> THE RECORDS:
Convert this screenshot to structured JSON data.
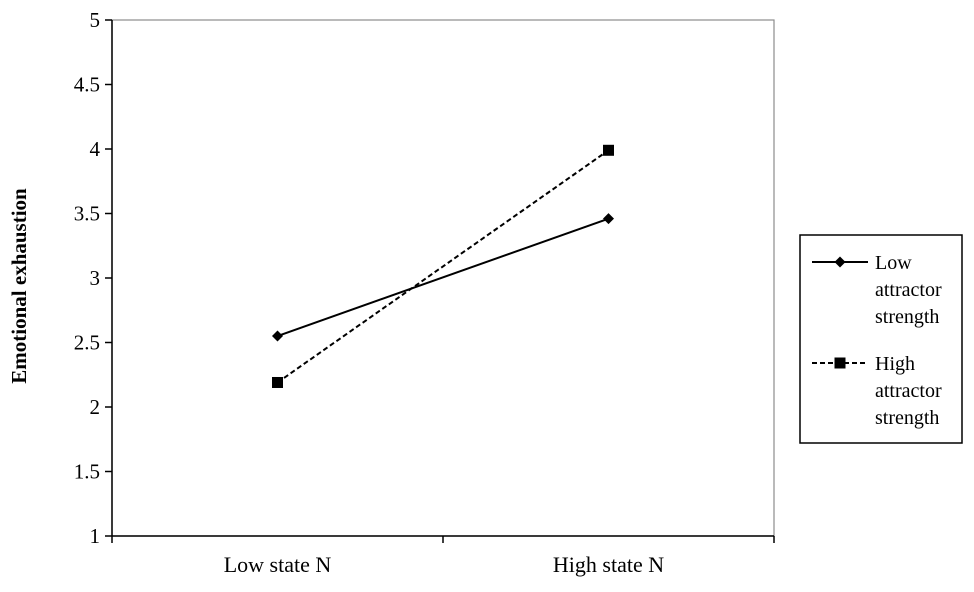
{
  "chart_data": {
    "type": "line",
    "categories": [
      "Low state N",
      "High state N"
    ],
    "ylabel": "Emotional exhaustion",
    "ylim": [
      1,
      5
    ],
    "yticks": [
      1,
      1.5,
      2,
      2.5,
      3,
      3.5,
      4,
      4.5,
      5
    ],
    "yticks_text": [
      "1",
      "1.5",
      "2",
      "2.5",
      "3",
      "3.5",
      "4",
      "4.5",
      "5"
    ],
    "grid": false,
    "legend_position": "right",
    "series": [
      {
        "name": "Low attractor strength",
        "name_lines": [
          "Low",
          "attractor",
          "strength"
        ],
        "values": [
          2.55,
          3.46
        ],
        "line_style": "solid",
        "marker": "diamond",
        "color": "#000000"
      },
      {
        "name": "High attractor strength",
        "name_lines": [
          "High",
          "attractor",
          "strength"
        ],
        "values": [
          2.19,
          3.99
        ],
        "line_style": "dashed",
        "marker": "square",
        "color": "#000000"
      }
    ]
  }
}
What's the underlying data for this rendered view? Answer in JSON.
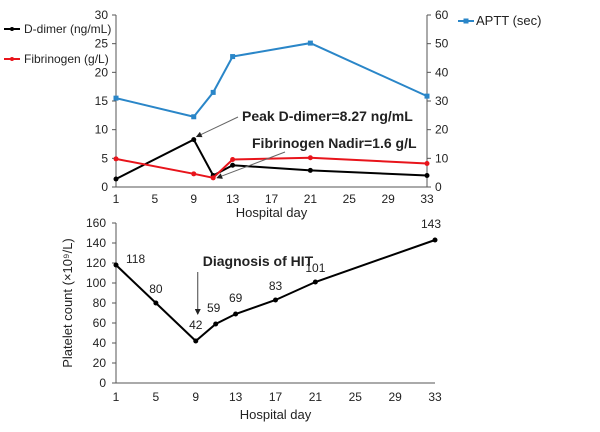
{
  "chart_data": [
    {
      "type": "line",
      "x": [
        1,
        9,
        11,
        13,
        21,
        33
      ],
      "xlabel": "Hospital day",
      "xticks": [
        1,
        5,
        9,
        13,
        17,
        21,
        25,
        29,
        33
      ],
      "ylim": [
        0,
        30
      ],
      "yticks": [
        0,
        5,
        10,
        15,
        20,
        25,
        30
      ],
      "y2lim": [
        0,
        60
      ],
      "y2ticks": [
        0,
        10,
        20,
        30,
        40,
        50,
        60
      ],
      "series": [
        {
          "name": "D-dimer (ng/mL)",
          "axis": "left",
          "color": "#000000",
          "values": [
            1.4,
            8.27,
            2.0,
            3.8,
            2.9,
            2.0
          ]
        },
        {
          "name": "Fibrinogen (g/L)",
          "axis": "left",
          "color": "#e8141b",
          "values": [
            4.9,
            2.3,
            1.6,
            4.8,
            5.1,
            4.1
          ]
        },
        {
          "name": "APTT (sec)",
          "axis": "right",
          "color": "#2a86c8",
          "values": [
            31,
            24.5,
            33,
            45.5,
            50.2,
            31.7
          ]
        }
      ],
      "annotations": [
        {
          "text": "Peak D-dimer=8.27 ng/mL",
          "x": 9,
          "y": 8.27
        },
        {
          "text": "Fibrinogen Nadir=1.6 g/L",
          "x": 11,
          "y": 1.6
        }
      ]
    },
    {
      "type": "line",
      "x": [
        1,
        5,
        9,
        11,
        13,
        17,
        21,
        33
      ],
      "values": [
        118,
        80,
        42,
        59,
        69,
        83,
        101,
        143
      ],
      "data_labels": [
        "118",
        "80",
        "42",
        "59",
        "69",
        "83",
        "101",
        "143"
      ],
      "color": "#000000",
      "xlabel": "Hospital day",
      "ylabel": "Platelet count (×10⁹/L)",
      "xticks": [
        1,
        5,
        9,
        13,
        17,
        21,
        25,
        29,
        33
      ],
      "ylim": [
        0,
        160
      ],
      "yticks": [
        0,
        20,
        40,
        60,
        80,
        100,
        120,
        140,
        160
      ],
      "annotations": [
        {
          "text": "Diagnosis of HIT",
          "x": 9
        }
      ]
    }
  ]
}
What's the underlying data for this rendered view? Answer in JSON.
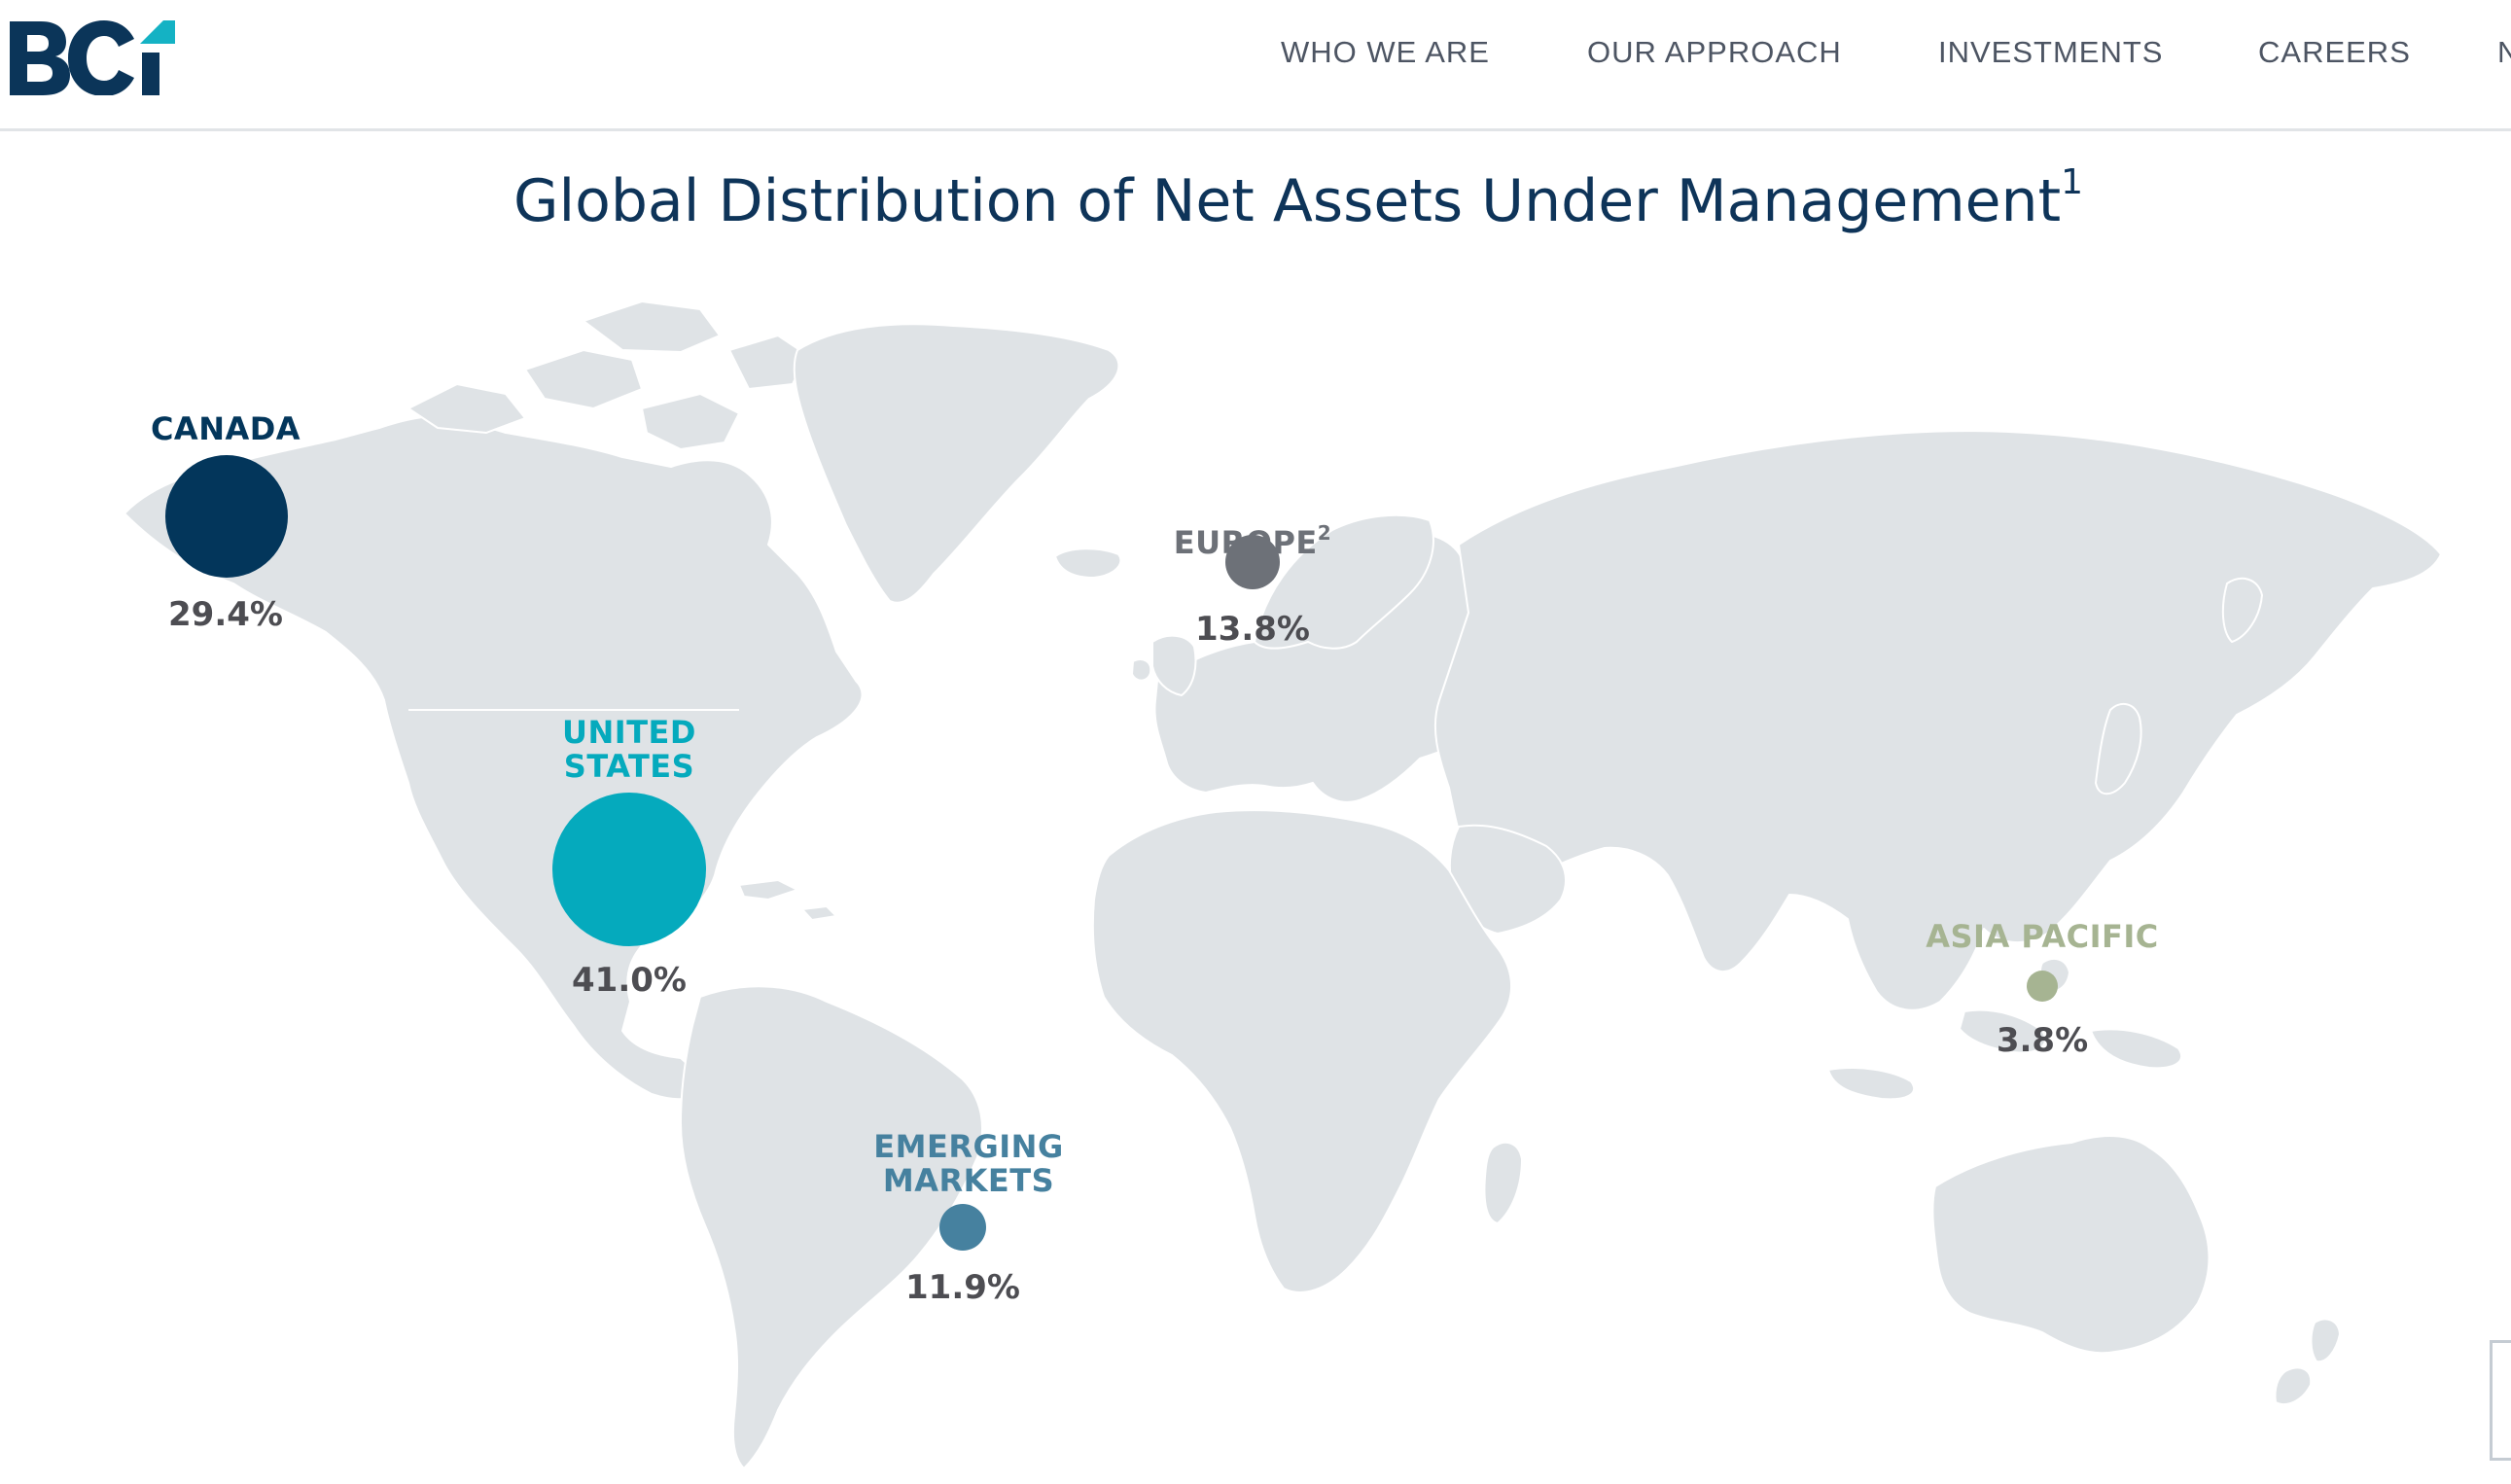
{
  "header": {
    "logo_text": "BCi",
    "nav": [
      {
        "label": "WHO WE ARE"
      },
      {
        "label": "OUR APPROACH"
      },
      {
        "label": "INVESTMENTS"
      },
      {
        "label": "CAREERS"
      },
      {
        "label": "N"
      }
    ]
  },
  "title": {
    "text": "Global Distribution of Net Assets Under Management",
    "footnote": "1"
  },
  "regions": {
    "canada": {
      "label": "CANADA",
      "value": "29.4%",
      "color": "#03365b"
    },
    "united_states": {
      "label": "UNITED\nSTATES",
      "value": "41.0%",
      "color": "#05aabd"
    },
    "europe": {
      "label": "EUROPE",
      "footnote": "2",
      "value": "13.8%",
      "color": "#6d7178"
    },
    "emerging_markets": {
      "label": "EMERGING\nMARKETS",
      "value": "11.9%",
      "color": "#46819f"
    },
    "asia_pacific": {
      "label": "ASIA PACIFIC",
      "value": "3.8%",
      "color": "#a6b492"
    }
  },
  "colors": {
    "land": "#dfe3e6",
    "title": "#0e3459",
    "nav_text": "#4d5563"
  }
}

> SHORT TASK: Quote every record above exactly, omitting any pictures they contain.

> FINISHED TASK:
Convert this screenshot to structured JSON data.
{
  "chart_data": {
    "type": "line",
    "categories": [
      "Low state N",
      "High state N"
    ],
    "ylabel": "Emotional exhaustion",
    "ylim": [
      1,
      5
    ],
    "yticks": [
      1,
      1.5,
      2,
      2.5,
      3,
      3.5,
      4,
      4.5,
      5
    ],
    "yticks_text": [
      "1",
      "1.5",
      "2",
      "2.5",
      "3",
      "3.5",
      "4",
      "4.5",
      "5"
    ],
    "grid": false,
    "legend_position": "right",
    "series": [
      {
        "name": "Low attractor strength",
        "name_lines": [
          "Low",
          "attractor",
          "strength"
        ],
        "values": [
          2.55,
          3.46
        ],
        "line_style": "solid",
        "marker": "diamond",
        "color": "#000000"
      },
      {
        "name": "High attractor strength",
        "name_lines": [
          "High",
          "attractor",
          "strength"
        ],
        "values": [
          2.19,
          3.99
        ],
        "line_style": "dashed",
        "marker": "square",
        "color": "#000000"
      }
    ]
  }
}
What's the underlying data for this rendered view? Answer in JSON.
{
  "chart_data": [
    {
      "type": "line",
      "x": [
        1,
        9,
        11,
        13,
        21,
        33
      ],
      "xlabel": "Hospital day",
      "xticks": [
        1,
        5,
        9,
        13,
        17,
        21,
        25,
        29,
        33
      ],
      "ylim": [
        0,
        30
      ],
      "yticks": [
        0,
        5,
        10,
        15,
        20,
        25,
        30
      ],
      "y2lim": [
        0,
        60
      ],
      "y2ticks": [
        0,
        10,
        20,
        30,
        40,
        50,
        60
      ],
      "series": [
        {
          "name": "D-dimer (ng/mL)",
          "axis": "left",
          "color": "#000000",
          "values": [
            1.4,
            8.27,
            2.0,
            3.8,
            2.9,
            2.0
          ]
        },
        {
          "name": "Fibrinogen (g/L)",
          "axis": "left",
          "color": "#e8141b",
          "values": [
            4.9,
            2.3,
            1.6,
            4.8,
            5.1,
            4.1
          ]
        },
        {
          "name": "APTT (sec)",
          "axis": "right",
          "color": "#2a86c8",
          "values": [
            31,
            24.5,
            33,
            45.5,
            50.2,
            31.7
          ]
        }
      ],
      "annotations": [
        {
          "text": "Peak D-dimer=8.27 ng/mL",
          "x": 9,
          "y": 8.27
        },
        {
          "text": "Fibrinogen Nadir=1.6 g/L",
          "x": 11,
          "y": 1.6
        }
      ]
    },
    {
      "type": "line",
      "x": [
        1,
        5,
        9,
        11,
        13,
        17,
        21,
        33
      ],
      "values": [
        118,
        80,
        42,
        59,
        69,
        83,
        101,
        143
      ],
      "data_labels": [
        "118",
        "80",
        "42",
        "59",
        "69",
        "83",
        "101",
        "143"
      ],
      "color": "#000000",
      "xlabel": "Hospital day",
      "ylabel": "Platelet count (×10⁹/L)",
      "xticks": [
        1,
        5,
        9,
        13,
        17,
        21,
        25,
        29,
        33
      ],
      "ylim": [
        0,
        160
      ],
      "yticks": [
        0,
        20,
        40,
        60,
        80,
        100,
        120,
        140,
        160
      ],
      "annotations": [
        {
          "text": "Diagnosis of HIT",
          "x": 9
        }
      ]
    }
  ]
}
What's the underlying data for this rendered view? Answer in JSON.
{
  "header": {
    "logo_text": "BCi",
    "nav": [
      {
        "label": "WHO WE ARE"
      },
      {
        "label": "OUR APPROACH"
      },
      {
        "label": "INVESTMENTS"
      },
      {
        "label": "CAREERS"
      },
      {
        "label": "N"
      }
    ]
  },
  "title": {
    "text": "Global Distribution of Net Assets Under Management",
    "footnote": "1"
  },
  "regions": {
    "canada": {
      "label": "CANADA",
      "value": "29.4%",
      "color": "#03365b"
    },
    "united_states": {
      "label": "UNITED\nSTATES",
      "value": "41.0%",
      "color": "#05aabd"
    },
    "europe": {
      "label": "EUROPE",
      "footnote": "2",
      "value": "13.8%",
      "color": "#6d7178"
    },
    "emerging_markets": {
      "label": "EMERGING\nMARKETS",
      "value": "11.9%",
      "color": "#46819f"
    },
    "asia_pacific": {
      "label": "ASIA PACIFIC",
      "value": "3.8%",
      "color": "#a6b492"
    }
  },
  "colors": {
    "land": "#dfe3e6",
    "title": "#0e3459",
    "nav_text": "#4d5563"
  }
}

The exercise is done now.